Required tasks:
1. Render this sentence from the electrical device description in Spanish: "The term “wireless” does not imply that the associated devices do not contain any wires, although in some embodiments they might not."
2. Supply the next passage of the electrical device description, picking up after its final sentence about the antenna 1522.

Page excerpt:
• • •

The electrical device 1500 may include a memory 1504, which may itself include one or more memory devices such as volatile memory (e.g., dynamic random access memory (DRAM), static random-access memory (SRAM)), non-volatile memory (e.g., read-only memory (ROM), flash memory, chalcogenide-based phase-change non-voltage memories), solid state memory, and/or a hard drive. In some embodiments, the memory 1504 may include memory that is located on the same integrated circuit die as the processor unit 1502. This memory may be used as cache memory (e.g., Level 1 (L1), Level 2 (L2), Level 3 (L3), Level 4 (L4), Last Level Cache (LLC)) and may include embedded dynamic random access memory (eDRAM) or spin transfer torque magnetic random access memory (STT-MRAM).
In some embodiments, the electrical device 1500 can comprise one or more processor units 1502 that are heterogeneous or asymmetric to another processor unit 1502 in the electrical device 1500. There can be a variety of differences between the processing units 1502 in a system in terms of a spectrum of metrics of merit including architectural, microarchitectural, thermal, power consumption characteristics, and the like. These differences can effectively manifest themselves as asymmetry and heterogeneity among the processor units 1502 in the electrical device 1500.
In some embodiments, the electrical device 1500 may include a communication component 1512 (e.g., one or more communication components). For example, the communication component 1512 can manage wireless communications for the transfer of data to and from the electrical device 1500. The term “wireless” and its derivatives may be used to describe circuits, devices, systems, methods, techniques, communications channels, etc., that may communicate data through the use of modulated electromagnetic radiation through a nonsolid medium. The term “wireless” does not imply that the associated devices do not contain any wires, although in some embodiments they might not.
The communication component 1512 may implement any of a number of wireless standards or protocols, including but not limited to Institute for Electrical and Electronic Engineers (IEEE) standards including Wi-Fi (IEEE 802.11 family), IEEE 802.16 standards (e.g., IEEE 802.16-2005 Amendment), Long-Term Evolution (LTE) project along with any amendments, updates, and/or revisions (e.g., advanced LTE project, ultra mobile broadband (UMB) project (also referred to as “3GPP2”), etc.). IEEE 802.16 compatible Broadband Wireless Access (BWA) networks are generally referred to as WiMAX networks, an acronym that stands for Worldwide Interoperability for Microwave Access, which is a certification mark for products that pass conformity and interoperability tests for the IEEE 802.16 standards. The communication component 1512 may operate in accordance with a Global System for Mobile Communication (GSM), General Packet Radio Service (GPRS), Universal Mobile Telecommunications System (UMTS), High Speed Packet Access (HSPA), Evolved HSPA (E-HSPA), or LTE network. The communication component 1512 may operate in accordance with Enhanced Data for GSM Evolution (EDGE), GSM EDGE Radio Access Network (GERAN), Universal Terrestrial Radio Access Network (UTRAN), or Evolved UTRAN (E-UTRAN). The communication component 1512 may operate in accordance with Code Division Multiple Access (CDMA), Time Division Multiple Access (TDMA), Digital Enhanced Cordless Telecommunications (DECT), Evolution-Data Optimized (EV-DO), and derivatives thereof, as well as any other wireless protocols that are designated as 3G, 4G, 5G, and beyond. The communication component 1512 may operate in accordance with other wireless protocols in other embodiments. The electrical device 1500 may include an antenna 1522 to facilitate wireless communications and/or to receive other wireless communications (such as AM or FM radio transmissions).

• • •

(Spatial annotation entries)

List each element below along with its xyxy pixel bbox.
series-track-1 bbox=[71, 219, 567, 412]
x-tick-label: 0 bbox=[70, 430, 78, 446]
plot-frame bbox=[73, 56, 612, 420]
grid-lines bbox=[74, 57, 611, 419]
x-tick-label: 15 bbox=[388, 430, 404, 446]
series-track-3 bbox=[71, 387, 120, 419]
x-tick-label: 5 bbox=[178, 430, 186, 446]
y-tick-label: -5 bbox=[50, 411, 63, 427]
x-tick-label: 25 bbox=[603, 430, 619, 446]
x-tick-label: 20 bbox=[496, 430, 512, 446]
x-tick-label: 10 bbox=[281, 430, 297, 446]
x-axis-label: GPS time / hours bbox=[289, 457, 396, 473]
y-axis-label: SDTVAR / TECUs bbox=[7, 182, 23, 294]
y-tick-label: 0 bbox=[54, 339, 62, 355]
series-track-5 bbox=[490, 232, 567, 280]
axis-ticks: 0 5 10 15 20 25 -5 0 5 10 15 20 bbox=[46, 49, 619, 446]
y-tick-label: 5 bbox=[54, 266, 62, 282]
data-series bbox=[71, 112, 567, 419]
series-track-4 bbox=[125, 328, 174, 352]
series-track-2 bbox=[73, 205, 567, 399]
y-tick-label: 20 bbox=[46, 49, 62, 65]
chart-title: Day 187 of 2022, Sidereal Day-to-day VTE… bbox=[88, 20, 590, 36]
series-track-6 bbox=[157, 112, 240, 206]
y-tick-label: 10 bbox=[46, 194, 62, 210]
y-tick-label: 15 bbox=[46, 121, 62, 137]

• • •

Written responses:
1. El término «inalámbrico» no implica que los dispositivos asociados no contengan ningún cable, aunque en algunas realizaciones podrían no contenerlo.

2.
In some embodiments, the communication component 1512 may manage wired communications, such as electrical, optical, or any other suitable communication protocols (e.g., IEEE 802.3 Ethernet standards). As noted above, the communication component 1512 may include multiple communication components. For instance, a first communication component 1512 may be dedicated to shorter-range wireless communications such as Wi-Fi or Bluetooth, and a second communication component 1512 may be dedicated to longer-range wireless communications such as global positioning system (GPS), EDGE, GPRS, CDMA, WiMAX, LTE, EV-DO, or others. In some embodiments, a first communication component 1512 may be dedicated to wireless communications, and a second communication component 1512 may be dedicated to wired communications.
The electrical device 1500 may include battery/power circuitry 1514. The battery/power circuitry 1514 may include one or more energy storage devices (e.g., batteries or capacitors) and/or circuitry for coupling components of the electrical device 1500 to an energy source separate from the electrical device 1500 (e.g., AC line power).
The electrical device 1500 may include a display device 1506 (or corresponding interface circuitry, as discussed above). The display device 1506 may include one or more embedded or wired or wirelessly connected external visual indicators, such as a heads-up display, a computer monitor, a projector, a touchscreen display, a liquid crystal display (LCD), a light-emitting diode display, or a flat panel display.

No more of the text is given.